Collected data entries:
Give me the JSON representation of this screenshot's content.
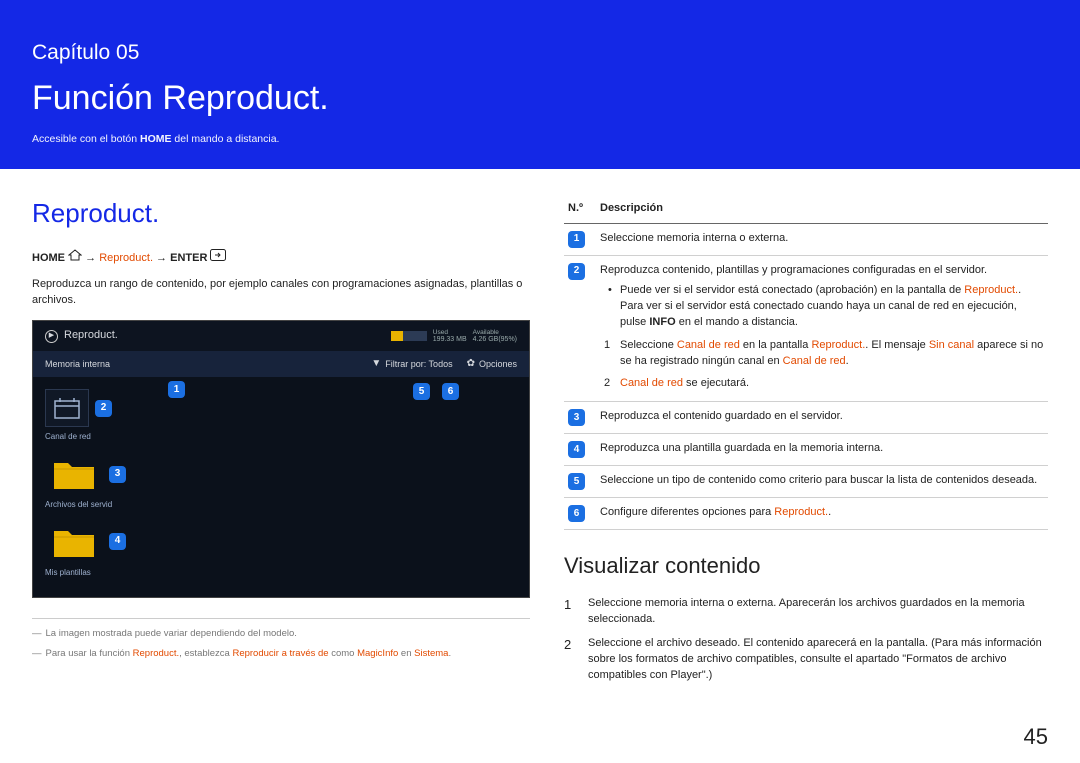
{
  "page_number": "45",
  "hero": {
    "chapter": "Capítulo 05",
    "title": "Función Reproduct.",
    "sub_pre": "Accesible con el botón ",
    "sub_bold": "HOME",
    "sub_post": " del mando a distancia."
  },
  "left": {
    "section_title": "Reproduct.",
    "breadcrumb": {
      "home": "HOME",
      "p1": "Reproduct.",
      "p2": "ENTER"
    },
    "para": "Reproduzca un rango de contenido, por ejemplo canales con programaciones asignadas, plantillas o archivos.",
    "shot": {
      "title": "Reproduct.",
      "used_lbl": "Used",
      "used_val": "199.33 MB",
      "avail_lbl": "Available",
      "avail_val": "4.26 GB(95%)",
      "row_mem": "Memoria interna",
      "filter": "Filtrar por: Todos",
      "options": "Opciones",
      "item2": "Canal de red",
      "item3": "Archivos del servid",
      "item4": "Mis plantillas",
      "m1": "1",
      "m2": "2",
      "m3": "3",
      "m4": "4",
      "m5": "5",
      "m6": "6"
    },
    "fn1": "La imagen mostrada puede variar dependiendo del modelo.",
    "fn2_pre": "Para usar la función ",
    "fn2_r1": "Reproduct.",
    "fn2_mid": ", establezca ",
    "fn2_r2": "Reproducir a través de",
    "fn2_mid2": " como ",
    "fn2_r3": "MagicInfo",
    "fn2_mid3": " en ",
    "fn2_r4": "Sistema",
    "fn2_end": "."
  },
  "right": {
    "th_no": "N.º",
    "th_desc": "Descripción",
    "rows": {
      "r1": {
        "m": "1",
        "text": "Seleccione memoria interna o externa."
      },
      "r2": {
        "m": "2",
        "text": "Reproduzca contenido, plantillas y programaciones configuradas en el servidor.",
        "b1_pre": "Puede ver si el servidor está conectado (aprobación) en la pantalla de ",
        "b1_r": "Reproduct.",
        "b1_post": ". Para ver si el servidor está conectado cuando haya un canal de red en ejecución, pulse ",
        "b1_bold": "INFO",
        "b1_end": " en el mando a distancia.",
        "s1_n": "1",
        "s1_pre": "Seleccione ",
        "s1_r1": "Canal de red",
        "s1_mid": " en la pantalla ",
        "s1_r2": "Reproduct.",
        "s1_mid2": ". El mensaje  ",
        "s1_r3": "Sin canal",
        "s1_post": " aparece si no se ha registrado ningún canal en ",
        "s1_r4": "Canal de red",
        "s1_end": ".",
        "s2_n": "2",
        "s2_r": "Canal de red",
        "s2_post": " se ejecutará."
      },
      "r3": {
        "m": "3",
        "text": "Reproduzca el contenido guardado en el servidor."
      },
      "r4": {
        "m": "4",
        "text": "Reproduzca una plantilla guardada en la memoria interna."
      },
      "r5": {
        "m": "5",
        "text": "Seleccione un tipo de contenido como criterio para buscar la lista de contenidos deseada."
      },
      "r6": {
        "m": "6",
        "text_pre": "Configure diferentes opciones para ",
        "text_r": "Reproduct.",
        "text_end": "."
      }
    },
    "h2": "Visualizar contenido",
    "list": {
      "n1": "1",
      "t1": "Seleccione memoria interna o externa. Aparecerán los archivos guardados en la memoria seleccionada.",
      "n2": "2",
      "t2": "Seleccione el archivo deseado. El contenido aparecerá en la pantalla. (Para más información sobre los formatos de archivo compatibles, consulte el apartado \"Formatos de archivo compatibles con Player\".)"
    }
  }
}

WHAT YOU SHOULD DO
All of the records above must be copied exactly, except for the pictures.

COMPLETE ANSWER
Give me the JSON representation of this screenshot's content.
{
  "page_number": "45",
  "hero": {
    "chapter": "Capítulo 05",
    "title": "Función Reproduct.",
    "sub_pre": "Accesible con el botón ",
    "sub_bold": "HOME",
    "sub_post": " del mando a distancia."
  },
  "left": {
    "section_title": "Reproduct.",
    "breadcrumb": {
      "home": "HOME",
      "p1": "Reproduct.",
      "p2": "ENTER"
    },
    "para": "Reproduzca un rango de contenido, por ejemplo canales con programaciones asignadas, plantillas o archivos.",
    "shot": {
      "title": "Reproduct.",
      "used_lbl": "Used",
      "used_val": "199.33 MB",
      "avail_lbl": "Available",
      "avail_val": "4.26 GB(95%)",
      "row_mem": "Memoria interna",
      "filter": "Filtrar por: Todos",
      "options": "Opciones",
      "item2": "Canal de red",
      "item3": "Archivos del servid",
      "item4": "Mis plantillas",
      "m1": "1",
      "m2": "2",
      "m3": "3",
      "m4": "4",
      "m5": "5",
      "m6": "6"
    },
    "fn1": "La imagen mostrada puede variar dependiendo del modelo.",
    "fn2_pre": "Para usar la función ",
    "fn2_r1": "Reproduct.",
    "fn2_mid": ", establezca ",
    "fn2_r2": "Reproducir a través de",
    "fn2_mid2": " como ",
    "fn2_r3": "MagicInfo",
    "fn2_mid3": " en ",
    "fn2_r4": "Sistema",
    "fn2_end": "."
  },
  "right": {
    "th_no": "N.º",
    "th_desc": "Descripción",
    "rows": {
      "r1": {
        "m": "1",
        "text": "Seleccione memoria interna o externa."
      },
      "r2": {
        "m": "2",
        "text": "Reproduzca contenido, plantillas y programaciones configuradas en el servidor.",
        "b1_pre": "Puede ver si el servidor está conectado (aprobación) en la pantalla de ",
        "b1_r": "Reproduct.",
        "b1_post": ". Para ver si el servidor está conectado cuando haya un canal de red en ejecución, pulse ",
        "b1_bold": "INFO",
        "b1_end": " en el mando a distancia.",
        "s1_n": "1",
        "s1_pre": "Seleccione ",
        "s1_r1": "Canal de red",
        "s1_mid": " en la pantalla ",
        "s1_r2": "Reproduct.",
        "s1_mid2": ". El mensaje  ",
        "s1_r3": "Sin canal",
        "s1_post": " aparece si no se ha registrado ningún canal en ",
        "s1_r4": "Canal de red",
        "s1_end": ".",
        "s2_n": "2",
        "s2_r": "Canal de red",
        "s2_post": " se ejecutará."
      },
      "r3": {
        "m": "3",
        "text": "Reproduzca el contenido guardado en el servidor."
      },
      "r4": {
        "m": "4",
        "text": "Reproduzca una plantilla guardada en la memoria interna."
      },
      "r5": {
        "m": "5",
        "text": "Seleccione un tipo de contenido como criterio para buscar la lista de contenidos deseada."
      },
      "r6": {
        "m": "6",
        "text_pre": "Configure diferentes opciones para ",
        "text_r": "Reproduct.",
        "text_end": "."
      }
    },
    "h2": "Visualizar contenido",
    "list": {
      "n1": "1",
      "t1": "Seleccione memoria interna o externa. Aparecerán los archivos guardados en la memoria seleccionada.",
      "n2": "2",
      "t2": "Seleccione el archivo deseado. El contenido aparecerá en la pantalla. (Para más información sobre los formatos de archivo compatibles, consulte el apartado \"Formatos de archivo compatibles con Player\".)"
    }
  }
}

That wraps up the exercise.